>>>

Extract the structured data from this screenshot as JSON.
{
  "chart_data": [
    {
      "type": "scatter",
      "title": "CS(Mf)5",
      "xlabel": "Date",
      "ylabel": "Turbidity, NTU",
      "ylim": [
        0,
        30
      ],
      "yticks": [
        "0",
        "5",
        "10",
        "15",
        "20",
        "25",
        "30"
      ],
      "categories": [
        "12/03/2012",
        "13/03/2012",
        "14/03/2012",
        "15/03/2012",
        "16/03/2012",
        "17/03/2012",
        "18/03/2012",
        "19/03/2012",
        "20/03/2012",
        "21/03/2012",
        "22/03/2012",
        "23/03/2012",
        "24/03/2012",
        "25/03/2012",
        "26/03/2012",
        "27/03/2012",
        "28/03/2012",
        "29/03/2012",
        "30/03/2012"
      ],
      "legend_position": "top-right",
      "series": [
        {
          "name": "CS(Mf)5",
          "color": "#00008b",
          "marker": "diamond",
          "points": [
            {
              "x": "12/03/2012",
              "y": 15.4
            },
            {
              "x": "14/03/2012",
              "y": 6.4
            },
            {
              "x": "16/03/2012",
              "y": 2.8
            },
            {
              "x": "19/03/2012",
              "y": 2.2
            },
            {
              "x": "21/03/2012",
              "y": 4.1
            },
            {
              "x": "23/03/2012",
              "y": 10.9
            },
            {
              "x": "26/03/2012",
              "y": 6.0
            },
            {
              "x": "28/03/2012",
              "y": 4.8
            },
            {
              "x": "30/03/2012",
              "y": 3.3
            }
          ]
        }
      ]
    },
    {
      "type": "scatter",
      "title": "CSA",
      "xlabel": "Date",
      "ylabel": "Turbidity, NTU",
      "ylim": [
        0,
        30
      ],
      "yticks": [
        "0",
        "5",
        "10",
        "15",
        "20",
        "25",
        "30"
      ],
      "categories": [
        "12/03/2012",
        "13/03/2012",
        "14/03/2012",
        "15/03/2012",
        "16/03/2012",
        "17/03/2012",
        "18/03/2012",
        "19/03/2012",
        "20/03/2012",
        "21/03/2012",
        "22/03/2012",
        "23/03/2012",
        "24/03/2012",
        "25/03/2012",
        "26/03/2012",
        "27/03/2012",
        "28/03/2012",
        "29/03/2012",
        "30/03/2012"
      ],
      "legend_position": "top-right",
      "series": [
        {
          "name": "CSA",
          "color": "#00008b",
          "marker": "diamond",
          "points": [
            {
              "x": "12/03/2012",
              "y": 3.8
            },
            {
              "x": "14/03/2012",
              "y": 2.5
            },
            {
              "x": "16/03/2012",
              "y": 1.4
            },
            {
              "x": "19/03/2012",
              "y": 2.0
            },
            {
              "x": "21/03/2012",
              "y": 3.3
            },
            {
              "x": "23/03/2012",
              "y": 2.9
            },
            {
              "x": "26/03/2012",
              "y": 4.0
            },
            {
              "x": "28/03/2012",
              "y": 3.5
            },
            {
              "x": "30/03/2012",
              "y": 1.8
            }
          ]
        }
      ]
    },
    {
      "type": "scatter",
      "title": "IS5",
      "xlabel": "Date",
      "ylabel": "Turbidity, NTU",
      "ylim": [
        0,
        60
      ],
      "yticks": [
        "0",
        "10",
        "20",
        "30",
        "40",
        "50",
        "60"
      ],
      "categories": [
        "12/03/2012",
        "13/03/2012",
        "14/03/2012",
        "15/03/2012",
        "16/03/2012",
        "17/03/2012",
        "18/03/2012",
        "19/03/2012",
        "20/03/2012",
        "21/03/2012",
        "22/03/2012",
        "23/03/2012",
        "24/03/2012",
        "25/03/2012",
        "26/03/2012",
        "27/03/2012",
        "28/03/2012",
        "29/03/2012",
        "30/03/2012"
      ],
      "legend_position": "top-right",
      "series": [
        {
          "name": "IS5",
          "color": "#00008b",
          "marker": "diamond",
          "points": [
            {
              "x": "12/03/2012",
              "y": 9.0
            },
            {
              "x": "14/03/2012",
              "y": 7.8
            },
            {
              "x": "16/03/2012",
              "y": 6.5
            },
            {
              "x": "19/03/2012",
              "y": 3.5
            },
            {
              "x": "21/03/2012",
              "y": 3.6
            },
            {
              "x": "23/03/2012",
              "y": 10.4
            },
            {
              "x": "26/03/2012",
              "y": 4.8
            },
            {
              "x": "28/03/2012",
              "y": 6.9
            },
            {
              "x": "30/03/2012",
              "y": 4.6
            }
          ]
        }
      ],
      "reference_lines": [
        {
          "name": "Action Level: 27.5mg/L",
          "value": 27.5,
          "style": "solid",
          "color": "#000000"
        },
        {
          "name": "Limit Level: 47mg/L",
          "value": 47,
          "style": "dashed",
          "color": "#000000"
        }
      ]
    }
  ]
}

<<<

**EXERCISE BRIEF:** In the listing, find every line containing the word "Level" and list it.

**EXERCISE ANSWER:**
          "name": "Action Level: 27.5mg/L",
          "name": "Limit Level: 47mg/L",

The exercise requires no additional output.